DATA TO PROCESS →
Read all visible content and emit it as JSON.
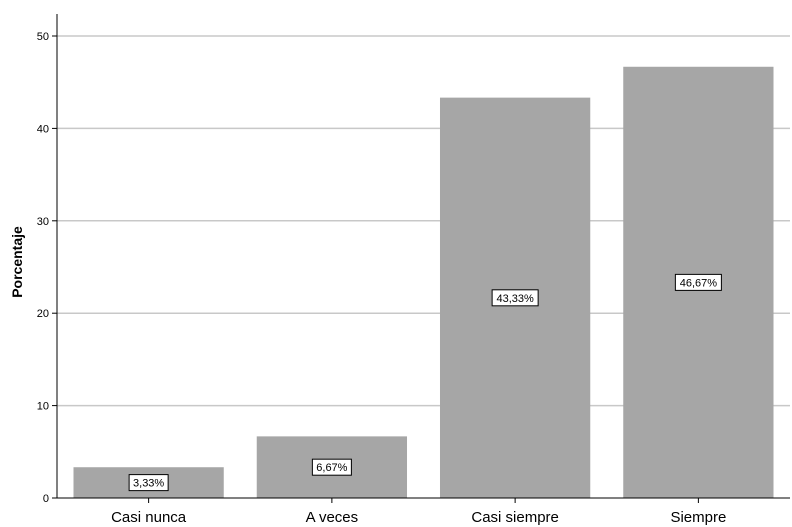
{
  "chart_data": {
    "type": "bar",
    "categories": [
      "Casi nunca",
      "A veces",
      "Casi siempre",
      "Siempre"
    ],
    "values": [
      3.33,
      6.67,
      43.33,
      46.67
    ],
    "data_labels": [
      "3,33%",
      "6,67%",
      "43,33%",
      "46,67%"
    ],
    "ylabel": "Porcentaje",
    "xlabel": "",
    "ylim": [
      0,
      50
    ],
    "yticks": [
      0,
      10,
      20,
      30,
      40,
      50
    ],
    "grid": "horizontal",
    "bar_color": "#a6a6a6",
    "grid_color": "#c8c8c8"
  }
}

INSTRUCTIONS TO FOLLOW →
Produce an exact copy of each line of data, skipping embedded images.

RESULT OF THE TASK →
Read all visible content and emit it as JSON.
{
  "chart_data": {
    "type": "bar",
    "categories": [
      "Casi nunca",
      "A veces",
      "Casi siempre",
      "Siempre"
    ],
    "values": [
      3.33,
      6.67,
      43.33,
      46.67
    ],
    "data_labels": [
      "3,33%",
      "6,67%",
      "43,33%",
      "46,67%"
    ],
    "ylabel": "Porcentaje",
    "xlabel": "",
    "ylim": [
      0,
      50
    ],
    "yticks": [
      0,
      10,
      20,
      30,
      40,
      50
    ],
    "grid": "horizontal",
    "bar_color": "#a6a6a6",
    "grid_color": "#c8c8c8"
  }
}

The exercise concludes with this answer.